**WHAT TO WORK ON:** Using the records below, report how many lines hold "Amortized", with no extra text.

**MATERIALS PROVIDED:**
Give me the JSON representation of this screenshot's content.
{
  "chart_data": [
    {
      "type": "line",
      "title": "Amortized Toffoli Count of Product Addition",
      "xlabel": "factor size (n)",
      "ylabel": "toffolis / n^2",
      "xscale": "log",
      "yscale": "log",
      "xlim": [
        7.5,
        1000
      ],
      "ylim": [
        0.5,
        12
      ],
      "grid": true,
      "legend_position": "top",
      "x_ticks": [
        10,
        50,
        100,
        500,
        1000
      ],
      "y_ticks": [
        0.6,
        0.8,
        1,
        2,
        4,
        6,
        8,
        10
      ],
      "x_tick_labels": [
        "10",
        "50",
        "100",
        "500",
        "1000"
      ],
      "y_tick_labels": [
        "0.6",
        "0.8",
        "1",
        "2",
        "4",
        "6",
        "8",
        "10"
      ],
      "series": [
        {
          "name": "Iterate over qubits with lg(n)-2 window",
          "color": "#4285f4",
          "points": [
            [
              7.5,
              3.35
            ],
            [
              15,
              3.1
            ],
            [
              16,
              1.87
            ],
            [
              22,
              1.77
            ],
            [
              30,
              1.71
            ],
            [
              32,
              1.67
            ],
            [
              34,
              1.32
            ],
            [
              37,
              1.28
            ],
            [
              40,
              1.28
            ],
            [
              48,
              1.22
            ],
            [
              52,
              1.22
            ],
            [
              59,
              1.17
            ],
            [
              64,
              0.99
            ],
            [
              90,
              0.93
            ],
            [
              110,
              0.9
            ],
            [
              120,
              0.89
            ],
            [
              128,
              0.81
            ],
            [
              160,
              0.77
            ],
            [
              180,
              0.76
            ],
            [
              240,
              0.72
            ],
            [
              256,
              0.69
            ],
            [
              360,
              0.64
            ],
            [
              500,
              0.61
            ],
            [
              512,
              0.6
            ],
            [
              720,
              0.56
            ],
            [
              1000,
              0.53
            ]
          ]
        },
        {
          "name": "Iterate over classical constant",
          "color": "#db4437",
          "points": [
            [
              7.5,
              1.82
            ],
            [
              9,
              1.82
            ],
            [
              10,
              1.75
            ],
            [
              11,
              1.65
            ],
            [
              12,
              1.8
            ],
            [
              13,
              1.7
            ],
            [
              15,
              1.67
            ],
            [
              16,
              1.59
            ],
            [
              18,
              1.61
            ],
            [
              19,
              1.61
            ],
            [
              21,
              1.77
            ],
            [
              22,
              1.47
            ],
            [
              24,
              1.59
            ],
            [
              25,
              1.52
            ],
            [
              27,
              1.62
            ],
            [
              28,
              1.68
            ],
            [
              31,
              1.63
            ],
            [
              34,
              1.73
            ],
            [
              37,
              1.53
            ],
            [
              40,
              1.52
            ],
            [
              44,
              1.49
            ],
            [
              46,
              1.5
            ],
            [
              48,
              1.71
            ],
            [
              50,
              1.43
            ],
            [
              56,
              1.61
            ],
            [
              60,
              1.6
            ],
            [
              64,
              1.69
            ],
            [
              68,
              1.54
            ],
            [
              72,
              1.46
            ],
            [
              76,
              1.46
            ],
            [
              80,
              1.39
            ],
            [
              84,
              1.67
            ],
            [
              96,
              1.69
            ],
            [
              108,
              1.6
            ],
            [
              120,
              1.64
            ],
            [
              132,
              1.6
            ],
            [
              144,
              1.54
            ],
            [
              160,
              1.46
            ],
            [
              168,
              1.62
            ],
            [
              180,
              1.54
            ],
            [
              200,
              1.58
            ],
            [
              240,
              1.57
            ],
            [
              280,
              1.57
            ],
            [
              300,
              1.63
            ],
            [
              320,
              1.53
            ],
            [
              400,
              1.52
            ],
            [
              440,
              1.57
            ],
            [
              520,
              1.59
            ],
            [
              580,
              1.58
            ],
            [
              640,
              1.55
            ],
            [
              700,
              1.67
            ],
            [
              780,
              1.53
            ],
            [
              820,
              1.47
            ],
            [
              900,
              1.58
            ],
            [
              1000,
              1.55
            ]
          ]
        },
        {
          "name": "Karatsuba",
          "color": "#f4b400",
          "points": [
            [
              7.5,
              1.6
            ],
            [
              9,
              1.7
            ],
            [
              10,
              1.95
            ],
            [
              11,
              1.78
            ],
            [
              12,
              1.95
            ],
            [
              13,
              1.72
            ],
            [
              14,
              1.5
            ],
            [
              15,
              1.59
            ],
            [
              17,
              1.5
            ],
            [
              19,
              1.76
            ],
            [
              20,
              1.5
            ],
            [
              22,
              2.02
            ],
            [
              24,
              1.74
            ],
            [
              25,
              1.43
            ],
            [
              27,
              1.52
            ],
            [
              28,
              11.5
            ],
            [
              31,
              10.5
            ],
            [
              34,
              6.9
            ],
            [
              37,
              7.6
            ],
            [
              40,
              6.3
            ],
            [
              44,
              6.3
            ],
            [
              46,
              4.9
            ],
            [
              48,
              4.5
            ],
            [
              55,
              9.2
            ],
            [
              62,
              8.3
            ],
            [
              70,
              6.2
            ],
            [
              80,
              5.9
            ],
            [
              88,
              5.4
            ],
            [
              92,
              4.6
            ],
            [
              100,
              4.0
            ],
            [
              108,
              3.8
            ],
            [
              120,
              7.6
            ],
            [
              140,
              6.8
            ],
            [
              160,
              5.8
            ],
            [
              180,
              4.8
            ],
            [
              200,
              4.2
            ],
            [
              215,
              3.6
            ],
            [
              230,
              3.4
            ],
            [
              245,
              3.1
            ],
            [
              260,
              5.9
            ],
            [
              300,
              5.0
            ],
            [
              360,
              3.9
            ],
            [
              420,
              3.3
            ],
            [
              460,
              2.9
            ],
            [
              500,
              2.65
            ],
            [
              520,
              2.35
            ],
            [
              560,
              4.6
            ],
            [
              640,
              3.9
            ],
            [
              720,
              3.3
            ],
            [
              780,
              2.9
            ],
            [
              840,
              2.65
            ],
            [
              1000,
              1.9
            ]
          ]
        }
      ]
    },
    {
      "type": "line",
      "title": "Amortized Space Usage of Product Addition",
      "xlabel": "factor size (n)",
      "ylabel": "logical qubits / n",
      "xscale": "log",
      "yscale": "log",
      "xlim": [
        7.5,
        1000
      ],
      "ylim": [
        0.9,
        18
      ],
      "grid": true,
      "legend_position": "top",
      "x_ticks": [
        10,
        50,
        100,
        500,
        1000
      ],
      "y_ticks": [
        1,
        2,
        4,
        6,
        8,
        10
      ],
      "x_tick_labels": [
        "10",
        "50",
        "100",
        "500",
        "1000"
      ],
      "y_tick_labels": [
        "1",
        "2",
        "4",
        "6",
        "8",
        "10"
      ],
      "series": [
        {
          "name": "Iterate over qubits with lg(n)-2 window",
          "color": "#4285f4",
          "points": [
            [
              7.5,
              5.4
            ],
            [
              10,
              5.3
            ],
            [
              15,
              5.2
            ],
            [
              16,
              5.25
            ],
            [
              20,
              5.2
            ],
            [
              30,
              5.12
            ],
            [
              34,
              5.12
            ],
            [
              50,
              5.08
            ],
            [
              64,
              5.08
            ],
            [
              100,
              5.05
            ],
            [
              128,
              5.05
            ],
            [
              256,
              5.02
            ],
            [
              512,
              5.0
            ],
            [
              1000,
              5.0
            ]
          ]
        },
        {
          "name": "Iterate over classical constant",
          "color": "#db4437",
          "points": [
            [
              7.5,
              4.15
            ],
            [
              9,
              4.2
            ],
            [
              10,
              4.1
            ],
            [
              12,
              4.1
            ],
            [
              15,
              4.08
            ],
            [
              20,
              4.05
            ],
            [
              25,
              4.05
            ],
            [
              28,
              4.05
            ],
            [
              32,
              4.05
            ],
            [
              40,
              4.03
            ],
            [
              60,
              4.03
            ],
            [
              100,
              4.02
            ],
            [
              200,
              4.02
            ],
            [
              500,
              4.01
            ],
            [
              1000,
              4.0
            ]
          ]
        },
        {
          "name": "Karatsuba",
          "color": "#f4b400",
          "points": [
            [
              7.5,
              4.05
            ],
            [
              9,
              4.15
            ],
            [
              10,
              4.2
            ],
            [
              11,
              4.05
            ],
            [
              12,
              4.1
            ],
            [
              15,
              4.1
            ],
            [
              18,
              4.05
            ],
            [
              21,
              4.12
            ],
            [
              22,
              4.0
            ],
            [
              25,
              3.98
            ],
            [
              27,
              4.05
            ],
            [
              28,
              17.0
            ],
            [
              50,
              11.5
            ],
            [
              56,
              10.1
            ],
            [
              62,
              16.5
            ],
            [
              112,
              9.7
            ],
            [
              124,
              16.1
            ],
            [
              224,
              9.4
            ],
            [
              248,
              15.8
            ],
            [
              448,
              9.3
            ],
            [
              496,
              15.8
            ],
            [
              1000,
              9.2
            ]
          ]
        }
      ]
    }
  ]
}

**OUTPUT OF THE EXERCISE:** 2